* **Direction**:
Looking at the listing beneath, work out how many lines hold "Center" and report only that figure.
──────────────────────────────
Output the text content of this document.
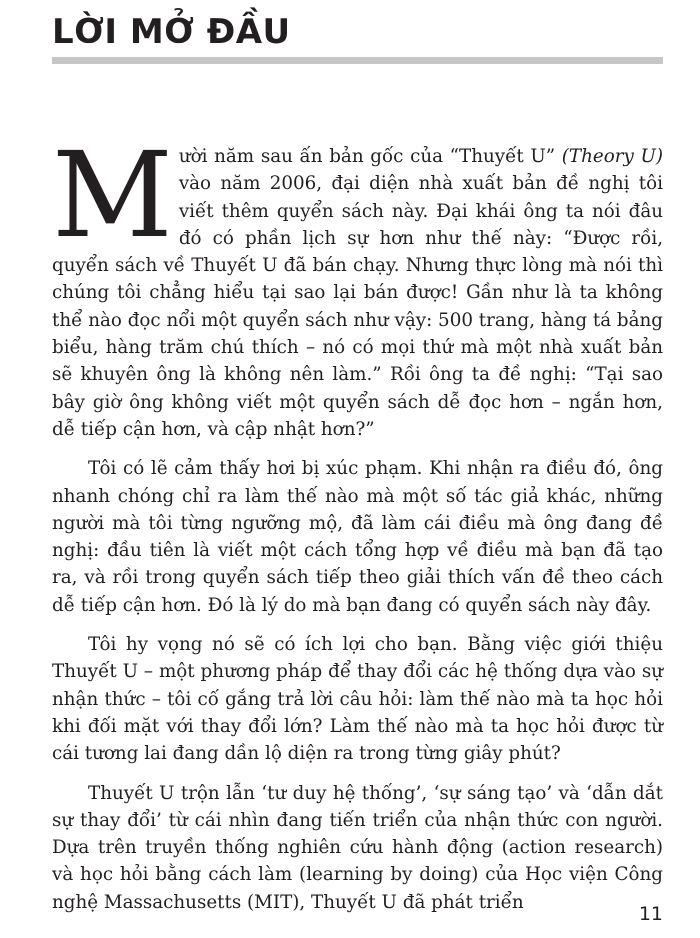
LỜI MỞ ĐẦU

Mười năm sau ấn bản gốc của “Thuyết U” (Theory U) vào năm 2006, đại diện nhà xuất bản đề nghị tôi viết thêm quyển sách này. Đại khái ông ta nói đâu đó có phần lịch sự hơn như thế này: “Được rồi, quyển sách về Thuyết U đã bán chạy. Nhưng thực lòng mà nói thì chúng tôi chẳng hiểu tại sao lại bán được! Gần như là ta không thể nào đọc nổi một quyển sách như vậy: 500 trang, hàng tá bảng biểu, hàng trăm chú thích – nó có mọi thứ mà một nhà xuất bản sẽ khuyên ông là không nên làm.” Rồi ông ta đề nghị: “Tại sao bây giờ ông không viết một quyển sách dễ đọc hơn – ngắn hơn, dễ tiếp cận hơn, và cập nhật hơn?”

Tôi có lẽ cảm thấy hơi bị xúc phạm. Khi nhận ra điều đó, ông nhanh chóng chỉ ra làm thế nào mà một số tác giả khác, những người mà tôi từng ngưỡng mộ, đã làm cái điều mà ông đang đề nghị: đầu tiên là viết một cách tổng hợp về điều mà bạn đã tạo ra, và rồi trong quyển sách tiếp theo giải thích vấn đề theo cách dễ tiếp cận hơn. Đó là lý do mà bạn đang có quyển sách này đây.

Tôi hy vọng nó sẽ có ích lợi cho bạn. Bằng việc giới thiệu Thuyết U – một phương pháp để thay đổi các hệ thống dựa vào sự nhận thức – tôi cố gắng trả lời câu hỏi: làm thế nào mà ta học hỏi khi đối mặt với thay đổi lớn? Làm thế nào mà ta học hỏi được từ cái tương lai đang dần lộ diện ra trong từng giây phút?

Thuyết U trộn lẫn ‘tư duy hệ thống’, ‘sự sáng tạo’ và ‘dẫn dắt sự thay đổi’ từ cái nhìn đang tiến triển của nhận thức con người. Dựa trên truyền thống nghiên cứu hành động (action research) và học hỏi bằng cách làm (learning by doing) của Học viện Công nghệ Massachusetts (MIT), Thuyết U đã phát triển

11
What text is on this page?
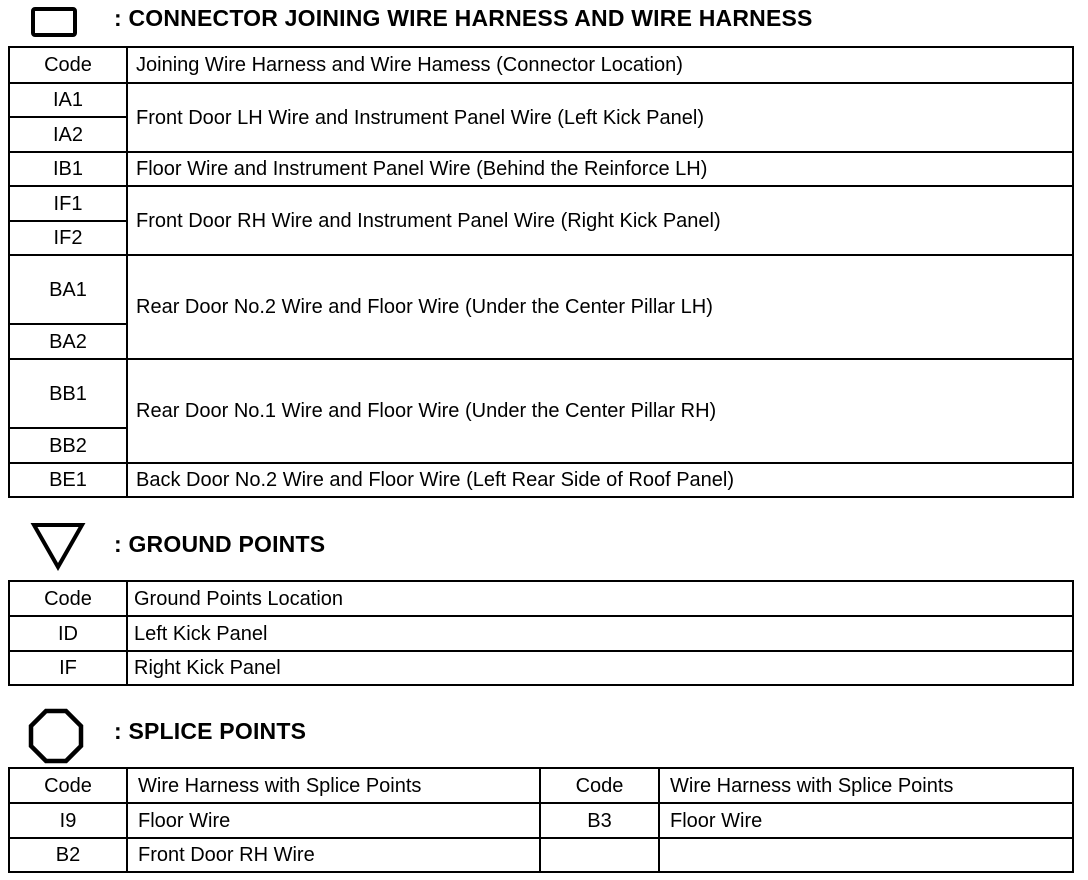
: CONNECTOR JOINING WIRE HARNESS AND WIRE HARNESS
Code	Joining Wire Harness and Wire Hamess (Connector Location)
IA1	Front Door LH Wire and Instrument Panel Wire (Left Kick Panel)
IA2	
IB1	Floor Wire and Instrument Panel Wire (Behind the Reinforce LH)
IF1	Front Door RH Wire and Instrument Panel Wire (Right Kick Panel)
IF2	
BA1	Rear Door No.2 Wire and Floor Wire (Under the Center Pillar LH)
BA2	
BB1	Rear Door No.1 Wire and Floor Wire (Under the Center Pillar RH)
BB2	
BE1	Back Door No.2 Wire and Floor Wire (Left Rear Side of Roof Panel)
: GROUND POINTS
Code	Ground Points Location
ID	Left Kick Panel
IF	Right Kick Panel
: SPLICE POINTS
Code	Wire Harness with Splice Points	Code	Wire Harness with Splice Points
I9	Floor Wire	B3	Floor Wire
B2	Front Door RH Wire		
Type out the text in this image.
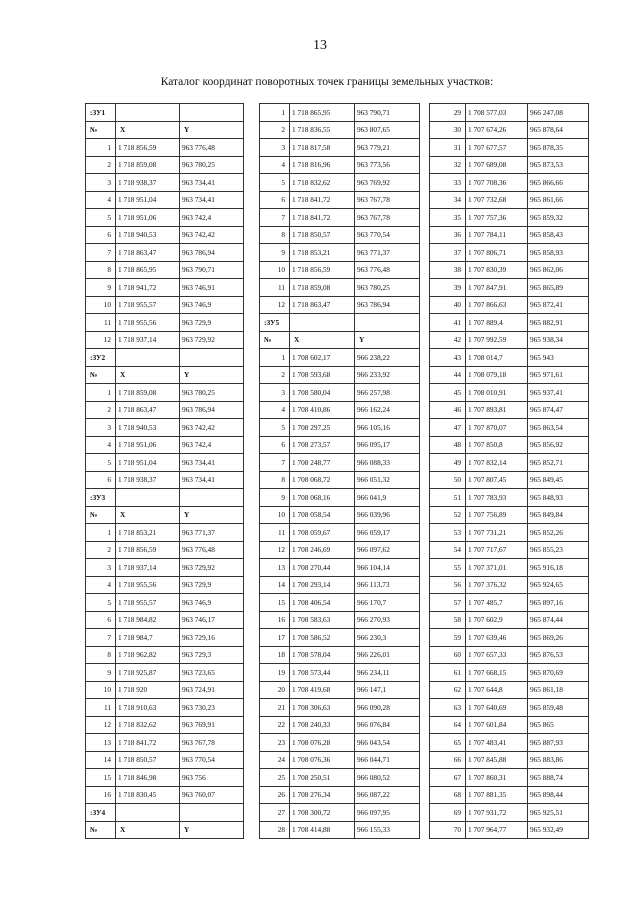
13
Каталог координат поворотных точек границы земельных участков:
:ЗУ1		
№	X	Y
1	1 718 856,59	963 776,48
2	1 718 859,08	963 780,25
3	1 718 938,37	963 734,41
4	1 718 951,04	963 734,41
5	1 718 951,06	963 742,4
6	1 718 940,53	963 742,42
7	1 718 863,47	963 786,94
8	1 718 865,95	963 790,71
9	1 718 941,72	963 746,91
10	1 718 955,57	963 746,9
11	1 718 955,56	963 729,9
12	1 718 937,14	963 729,92
:ЗУ2		
№	X	Y
1	1 718 859,08	963 780,25
2	1 718 863,47	963 786,94
3	1 718 940,53	963 742,42
4	1 718 951,06	963 742,4
5	1 718 951,04	963 734,41
6	1 718 938,37	963 734,41
:ЗУ3		
№	X	Y
1	1 718 853,21	963 771,37
2	1 718 856,59	963 776,48
3	1 718 937,14	963 729,92
4	1 718 955,56	963 729,9
5	1 718 955,57	963 746,9
6	1 718 984,82	963 746,17
7	1 718 984,7	963 729,16
8	1 718 962,82	963 729,3
9	1 718 925,87	963 723,65
10	1 718 920	963 724,91
11	1 718 910,63	963 730,23
12	1 718 832,62	963 769,91
13	1 718 841,72	963 767,78
14	1 718 850,57	963 770,54
15	1 718 846,98	963 756
16	1 718 830,45	963 760,07
:ЗУ4		
№	X	Y
1	1 718 865,95	963 790,71
2	1 718 836,55	963 807,65
3	1 718 817,58	963 779,21
4	1 718 816,96	963 773,56
5	1 718 832,62	963 769,92
6	1 718 841,72	963 767,78
7	1 718 841,72	963 767,78
8	1 718 850,57	963 770,54
9	1 718 853,21	963 771,37
10	1 718 856,59	963 776,48
11	1 718 859,08	963 780,25
12	1 718 863,47	963 786,94
:ЗУ5		
№	X	Y
1	1 708 602,17	966 238,22
2	1 708 593,68	966 233,92
3	1 708 580,04	966 257,98
4	1 708 410,86	966 162,24
5	1 708 297,25	966 105,16
6	1 708 273,57	966 095,17
7	1 708 248,77	966 088,33
8	1 708 068,72	966 051,32
9	1 708 068,16	966 041,9
10	1 708 058,54	966 039,96
11	1 708 059,67	966 059,17
12	1 708 246,69	966 097,62
13	1 708 270,44	966 104,14
14	1 708 293,14	966 113,73
15	1 708 406,54	966 170,7
16	1 708 583,63	966 270,93
17	1 708 586,52	966 230,3
18	1 708 578,04	966 226,01
19	1 708 573,44	966 234,11
20	1 708 419,68	966 147,1
21	1 708 306,63	966 090,28
22	1 708 240,33	966 076,84
23	1 708 076,28	966 043,54
24	1 708 076,36	966 044,71
25	1 708 250,51	966 080,52
26	1 708 276,34	966 087,22
27	1 708 300,72	966 097,95
28	1 708 414,88	966 155,33
29	1 708 577,03	966 247,08
30	1 707 674,26	965 878,64
31	1 707 677,57	965 878,35
32	1 707 689,08	965 873,53
33	1 707 708,36	965 866,66
34	1 707 732,68	965 861,66
35	1 707 757,36	965 859,32
36	1 707 784,11	965 858,43
37	1 707 806,71	965 858,93
38	1 707 830,39	965 862,06
39	1 707 847,91	965 865,89
40	1 707 866,63	965 872,41
41	1 707 889,4	965 882,91
42	1 707 992,59	965 938,34
43	1 708 014,7	965 943
44	1 708 079,18	965 971,61
45	1 708 010,91	965 937,41
46	1 707 893,81	965 874,47
47	1 707 870,07	965 863,54
48	1 707 850,8	965 856,92
49	1 707 832,14	965 852,71
50	1 707 807,45	965 849,45
51	1 707 783,93	965 848,93
52	1 707 756,89	965 849,84
53	1 707 731,21	965 852,26
54	1 707 717,67	965 855,23
55	1 707 371,01	965 916,18
56	1 707 376,32	965 924,65
57	1 707 485,7	965 897,16
58	1 707 602,9	965 874,44
59	1 707 639,46	965 869,26
60	1 707 657,33	965 876,53
61	1 707 668,15	965 870,69
62	1 707 644,8	965 861,18
63	1 707 640,69	965 859,48
64	1 707 601,84	965 865
65	1 707 483,41	965 887,93
66	1 707 845,88	965 883,86
67	1 707 860,31	965 888,74
68	1 707 881,35	965 898,44
69	1 707 931,72	965 925,51
70	1 707 964,77	965 932,49
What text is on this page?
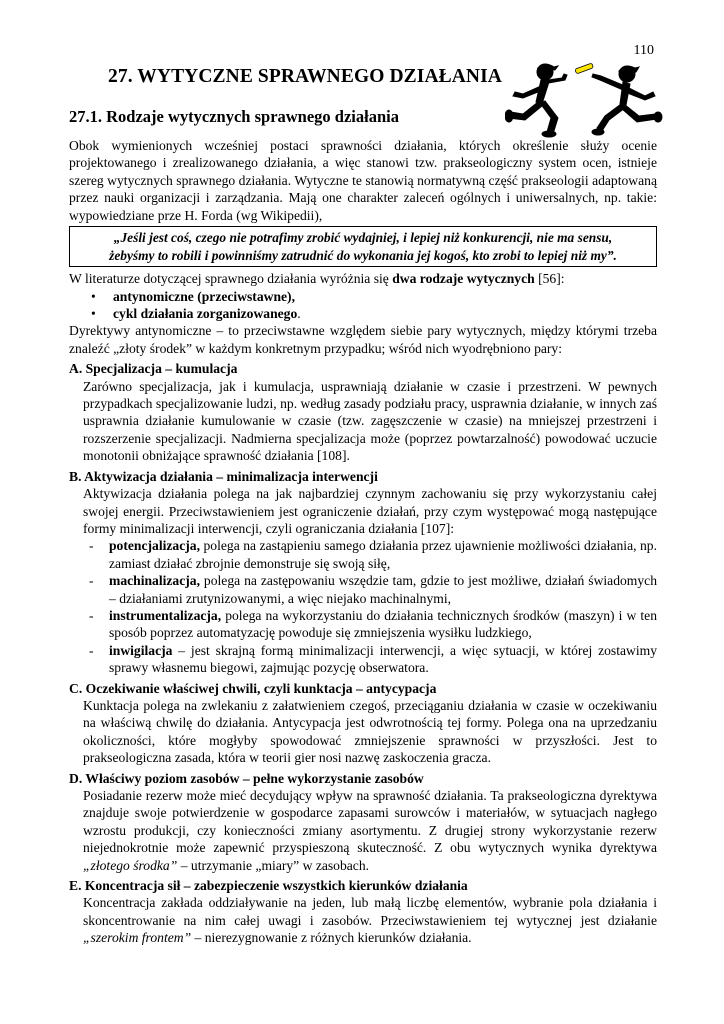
110
27. WYTYCZNE SPRAWNEGO DZIAŁANIA
27.1. Rodzaje wytycznych sprawnego działania

Obok wymienionych wcześniej postaci sprawności działania, których określenie służy ocenie projektowanego i zrealizowanego działania, a więc stanowi tzw. prakseologiczny system ocen, istnieje szereg wytycznych sprawnego działania. Wytyczne te stanowią normatywną część prakseologii adaptowaną przez nauki organizacji i zarządzania. Mają one charakter zaleceń ogólnych i uniwersalnych, np. takie: wypowiedziane prze H. Forda (wg Wikipedii),

„Jeśli jest coś, czego nie potrafimy zrobić wydajniej, i lepiej niż konkurencji, nie ma sensu,
żebyśmy to robili i powinniśmy zatrudnić do wykonania jej kogoś, kto zrobi to lepiej niż my”.

W literaturze dotyczącej sprawnego działania wyróżnia się dwa rodzaje wytycznych [56]:

• antynomiczne (przeciwstawne),
• cykl działania zorganizowanego.

Dyrektywy antynomiczne – to przeciwstawne względem siebie pary wytycznych, między którymi trzeba znaleźć „złoty środek” w każdym konkretnym przypadku; wśród nich wyodrębniono pary:

A. Specjalizacja – kumulacja

Zarówno specjalizacja, jak i kumulacja, usprawniają działanie w czasie i przestrzeni. W pewnych przypadkach specjalizowanie ludzi, np. według zasady podziału pracy, usprawnia działanie, w innych zaś usprawnia działanie kumulowanie w czasie (tzw. zagęszczenie w czasie) na mniejszej przestrzeni i rozszerzenie specjalizacji. Nadmierna specjalizacja może (poprzez powtarzalność) powodować uczucie monotonii obniżające sprawność działania [108].

B. Aktywizacja działania – minimalizacja interwencji

Aktywizacja działania polega na jak najbardziej czynnym zachowaniu się przy wykorzystaniu całej swojej energii. Przeciwstawieniem jest ograniczenie działań, przy czym występować mogą następujące formy minimalizacji interwencji, czyli ograniczania działania [107]:

- potencjalizacja, polega na zastąpieniu samego działania przez ujawnienie możliwości działania, np. zamiast działać zbrojnie demonstruje się swoją siłę,
- machinalizacja, polega na zastępowaniu wszędzie tam, gdzie to jest możliwe, działań świadomych – działaniami zrutynizowanymi, a więc niejako machinalnymi,
- instrumentalizacja, polega na wykorzystaniu do działania technicznych środków (maszyn) i w ten sposób poprzez automatyzację powoduje się zmniejszenia wysiłku ludzkiego,
- inwigilacja – jest skrajną formą minimalizacji interwencji, a więc sytuacji, w której zostawimy sprawy własnemu biegowi, zajmując pozycję obserwatora.
C. Oczekiwanie właściwej chwili, czyli kunktacja – antycypacja

Kunktacja polega na zwlekaniu z załatwieniem czegoś, przeciąganiu działania w czasie w oczekiwaniu na właściwą chwilę do działania. Antycypacja jest odwrotnością tej formy. Polega ona na uprzedzaniu okoliczności, które mogłyby spowodować zmniejszenie sprawności w przyszłości. Jest to prakseologiczna zasada, która w teorii gier nosi nazwę zaskoczenia gracza.

D. Właściwy poziom zasobów – pełne wykorzystanie zasobów

Posiadanie rezerw może mieć decydujący wpływ na sprawność działania. Ta prakseologiczna dyrektywa znajduje swoje potwierdzenie w gospodarce zapasami surowców i materiałów, w sytuacjach nagłego wzrostu produkcji, czy konieczności zmiany asortymentu. Z drugiej strony wykorzystanie rezerw niejednokrotnie może zapewnić przyspieszoną skuteczność. Z obu wytycznych wynika dyrektywa „złotego środka” – utrzymanie „miary” w zasobach.

E. Koncentracja sił – zabezpieczenie wszystkich kierunków działania

Koncentracja zakłada oddziaływanie na jeden, lub małą liczbę elementów, wybranie pola działania i skoncentrowanie na nim całej uwagi i zasobów. Przeciwstawieniem tej wytycznej jest działanie „szerokim frontem” – nierezygnowanie z różnych kierunków działania.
──────────────────────────────
* **Answer to this task**:
2